§ EXERCISE OBJECTIVE
Read through the entries below and return each line with the word "text".

§ DATA PROVIDED
# # # #

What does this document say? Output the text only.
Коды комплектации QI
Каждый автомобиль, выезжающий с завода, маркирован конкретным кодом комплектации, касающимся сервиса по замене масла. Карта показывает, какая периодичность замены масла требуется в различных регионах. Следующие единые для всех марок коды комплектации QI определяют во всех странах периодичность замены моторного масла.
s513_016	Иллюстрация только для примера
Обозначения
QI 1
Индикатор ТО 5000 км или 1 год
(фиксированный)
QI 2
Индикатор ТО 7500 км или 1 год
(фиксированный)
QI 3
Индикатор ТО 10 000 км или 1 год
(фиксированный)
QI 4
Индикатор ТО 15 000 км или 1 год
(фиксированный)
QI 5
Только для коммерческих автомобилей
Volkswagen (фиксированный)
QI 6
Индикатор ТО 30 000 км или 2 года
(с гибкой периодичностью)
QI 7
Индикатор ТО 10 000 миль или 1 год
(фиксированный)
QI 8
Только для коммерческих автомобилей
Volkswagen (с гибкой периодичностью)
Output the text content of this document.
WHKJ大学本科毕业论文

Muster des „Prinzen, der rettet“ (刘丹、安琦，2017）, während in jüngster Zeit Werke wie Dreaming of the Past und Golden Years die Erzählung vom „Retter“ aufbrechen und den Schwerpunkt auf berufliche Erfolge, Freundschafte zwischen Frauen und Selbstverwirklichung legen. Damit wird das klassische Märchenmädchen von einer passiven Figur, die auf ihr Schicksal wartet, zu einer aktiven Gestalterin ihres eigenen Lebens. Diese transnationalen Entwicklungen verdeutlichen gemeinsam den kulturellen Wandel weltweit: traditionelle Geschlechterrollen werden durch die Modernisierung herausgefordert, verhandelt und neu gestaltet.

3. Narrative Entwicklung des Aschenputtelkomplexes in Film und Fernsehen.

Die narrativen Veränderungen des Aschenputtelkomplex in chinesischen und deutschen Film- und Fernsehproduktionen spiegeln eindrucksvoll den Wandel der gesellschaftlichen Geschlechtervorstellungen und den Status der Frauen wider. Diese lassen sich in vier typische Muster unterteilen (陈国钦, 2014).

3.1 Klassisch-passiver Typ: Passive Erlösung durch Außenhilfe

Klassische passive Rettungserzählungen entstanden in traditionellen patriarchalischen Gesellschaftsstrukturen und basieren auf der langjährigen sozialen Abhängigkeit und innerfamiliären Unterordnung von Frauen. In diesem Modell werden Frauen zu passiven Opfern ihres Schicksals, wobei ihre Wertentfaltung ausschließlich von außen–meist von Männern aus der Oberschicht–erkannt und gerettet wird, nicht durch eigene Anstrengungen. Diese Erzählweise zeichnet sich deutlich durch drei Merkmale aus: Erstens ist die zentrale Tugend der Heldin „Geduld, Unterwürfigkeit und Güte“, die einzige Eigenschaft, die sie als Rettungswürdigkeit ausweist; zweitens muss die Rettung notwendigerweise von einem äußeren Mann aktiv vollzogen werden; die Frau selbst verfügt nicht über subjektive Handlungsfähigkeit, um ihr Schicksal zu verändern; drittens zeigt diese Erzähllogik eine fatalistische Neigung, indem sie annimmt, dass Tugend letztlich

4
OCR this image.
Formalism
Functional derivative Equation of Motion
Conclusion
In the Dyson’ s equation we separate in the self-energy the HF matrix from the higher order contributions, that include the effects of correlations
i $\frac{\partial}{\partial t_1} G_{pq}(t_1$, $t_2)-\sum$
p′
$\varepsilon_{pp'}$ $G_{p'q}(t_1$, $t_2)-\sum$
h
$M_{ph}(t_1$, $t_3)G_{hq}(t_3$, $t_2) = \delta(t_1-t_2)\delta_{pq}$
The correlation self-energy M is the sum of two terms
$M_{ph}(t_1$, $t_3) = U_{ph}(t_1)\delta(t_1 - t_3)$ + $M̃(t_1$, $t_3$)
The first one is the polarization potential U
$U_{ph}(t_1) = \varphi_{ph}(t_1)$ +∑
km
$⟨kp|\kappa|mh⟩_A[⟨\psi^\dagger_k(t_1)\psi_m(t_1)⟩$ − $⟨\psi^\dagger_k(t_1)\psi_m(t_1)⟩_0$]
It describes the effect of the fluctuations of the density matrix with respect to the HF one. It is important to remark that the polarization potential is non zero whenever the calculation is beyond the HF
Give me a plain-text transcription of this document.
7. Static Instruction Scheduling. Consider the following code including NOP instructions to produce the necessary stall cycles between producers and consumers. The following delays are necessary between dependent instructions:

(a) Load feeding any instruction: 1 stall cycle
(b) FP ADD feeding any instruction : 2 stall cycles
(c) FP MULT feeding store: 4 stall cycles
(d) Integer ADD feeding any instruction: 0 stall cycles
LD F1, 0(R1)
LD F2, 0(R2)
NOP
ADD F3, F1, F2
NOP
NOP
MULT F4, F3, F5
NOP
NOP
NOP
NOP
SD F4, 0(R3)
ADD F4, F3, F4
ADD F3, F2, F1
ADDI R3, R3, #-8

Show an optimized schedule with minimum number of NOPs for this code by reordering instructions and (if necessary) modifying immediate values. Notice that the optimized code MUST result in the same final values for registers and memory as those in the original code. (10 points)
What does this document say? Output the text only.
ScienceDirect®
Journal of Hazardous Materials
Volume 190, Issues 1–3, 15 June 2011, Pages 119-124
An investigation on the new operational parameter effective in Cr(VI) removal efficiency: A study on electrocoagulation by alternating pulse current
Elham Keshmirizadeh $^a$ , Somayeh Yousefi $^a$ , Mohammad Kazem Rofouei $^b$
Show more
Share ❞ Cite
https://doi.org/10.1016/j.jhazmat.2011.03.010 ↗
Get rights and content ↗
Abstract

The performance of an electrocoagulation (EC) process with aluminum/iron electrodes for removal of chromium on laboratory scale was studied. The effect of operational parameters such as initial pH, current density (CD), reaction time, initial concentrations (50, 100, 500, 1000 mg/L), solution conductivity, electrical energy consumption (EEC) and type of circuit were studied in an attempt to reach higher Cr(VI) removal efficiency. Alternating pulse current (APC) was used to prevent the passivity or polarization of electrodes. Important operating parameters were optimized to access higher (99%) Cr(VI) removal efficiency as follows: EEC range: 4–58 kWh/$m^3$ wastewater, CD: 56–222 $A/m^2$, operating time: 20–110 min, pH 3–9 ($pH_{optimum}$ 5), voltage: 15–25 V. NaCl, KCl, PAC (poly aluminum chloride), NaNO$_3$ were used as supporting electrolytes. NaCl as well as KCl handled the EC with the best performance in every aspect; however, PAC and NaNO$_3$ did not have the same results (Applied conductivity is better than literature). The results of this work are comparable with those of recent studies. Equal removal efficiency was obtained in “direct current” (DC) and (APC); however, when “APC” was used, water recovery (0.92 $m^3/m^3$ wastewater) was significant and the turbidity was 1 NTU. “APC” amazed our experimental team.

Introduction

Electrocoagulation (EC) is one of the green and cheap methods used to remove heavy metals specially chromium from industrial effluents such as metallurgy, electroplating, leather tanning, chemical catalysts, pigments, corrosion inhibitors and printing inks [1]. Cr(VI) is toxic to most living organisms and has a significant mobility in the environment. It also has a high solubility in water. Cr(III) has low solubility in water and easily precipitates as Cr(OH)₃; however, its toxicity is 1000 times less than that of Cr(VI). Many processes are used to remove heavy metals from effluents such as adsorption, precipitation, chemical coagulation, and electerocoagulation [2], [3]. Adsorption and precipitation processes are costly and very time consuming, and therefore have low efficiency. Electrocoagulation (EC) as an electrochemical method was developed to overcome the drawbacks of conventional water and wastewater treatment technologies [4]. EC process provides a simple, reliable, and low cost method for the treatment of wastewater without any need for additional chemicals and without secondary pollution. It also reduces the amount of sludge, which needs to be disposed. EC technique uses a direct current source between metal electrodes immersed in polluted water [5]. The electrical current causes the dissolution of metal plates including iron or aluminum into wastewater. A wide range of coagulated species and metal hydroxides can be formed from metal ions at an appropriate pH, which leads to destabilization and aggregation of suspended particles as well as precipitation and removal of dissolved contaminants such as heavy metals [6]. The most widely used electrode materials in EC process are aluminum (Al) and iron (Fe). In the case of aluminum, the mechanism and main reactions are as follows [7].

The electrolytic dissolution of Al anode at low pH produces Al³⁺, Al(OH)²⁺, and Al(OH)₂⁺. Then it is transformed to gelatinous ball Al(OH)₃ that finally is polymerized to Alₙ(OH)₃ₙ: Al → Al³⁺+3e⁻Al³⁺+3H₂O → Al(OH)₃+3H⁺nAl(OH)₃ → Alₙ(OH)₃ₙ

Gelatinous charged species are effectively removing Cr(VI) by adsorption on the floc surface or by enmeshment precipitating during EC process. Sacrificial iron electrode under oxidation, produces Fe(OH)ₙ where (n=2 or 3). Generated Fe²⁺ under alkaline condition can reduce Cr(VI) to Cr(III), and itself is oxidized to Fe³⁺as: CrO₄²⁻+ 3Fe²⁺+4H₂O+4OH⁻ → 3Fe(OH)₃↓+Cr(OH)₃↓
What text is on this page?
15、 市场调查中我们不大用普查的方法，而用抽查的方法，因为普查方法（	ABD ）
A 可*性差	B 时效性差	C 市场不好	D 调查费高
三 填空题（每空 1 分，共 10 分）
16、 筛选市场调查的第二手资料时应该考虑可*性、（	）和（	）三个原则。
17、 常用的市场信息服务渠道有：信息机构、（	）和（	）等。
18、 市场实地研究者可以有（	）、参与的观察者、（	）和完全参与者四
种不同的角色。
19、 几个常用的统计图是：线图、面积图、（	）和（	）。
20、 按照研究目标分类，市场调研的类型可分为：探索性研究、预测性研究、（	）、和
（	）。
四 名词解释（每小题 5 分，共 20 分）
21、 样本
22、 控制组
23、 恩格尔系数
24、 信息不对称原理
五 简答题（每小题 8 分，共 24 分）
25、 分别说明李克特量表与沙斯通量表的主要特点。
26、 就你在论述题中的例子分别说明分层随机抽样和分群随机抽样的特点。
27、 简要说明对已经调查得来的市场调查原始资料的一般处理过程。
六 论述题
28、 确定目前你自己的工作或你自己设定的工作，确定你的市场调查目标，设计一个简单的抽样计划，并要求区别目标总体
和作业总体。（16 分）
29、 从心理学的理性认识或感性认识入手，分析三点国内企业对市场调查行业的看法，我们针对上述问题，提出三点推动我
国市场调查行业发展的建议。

# # # #

§ TASK ANSWER
What does this document say? Output the text only.
Output the text content of this document.
Give me a plain-text transcription of this document.
What does this document say? Output the text only.
What text is on this page?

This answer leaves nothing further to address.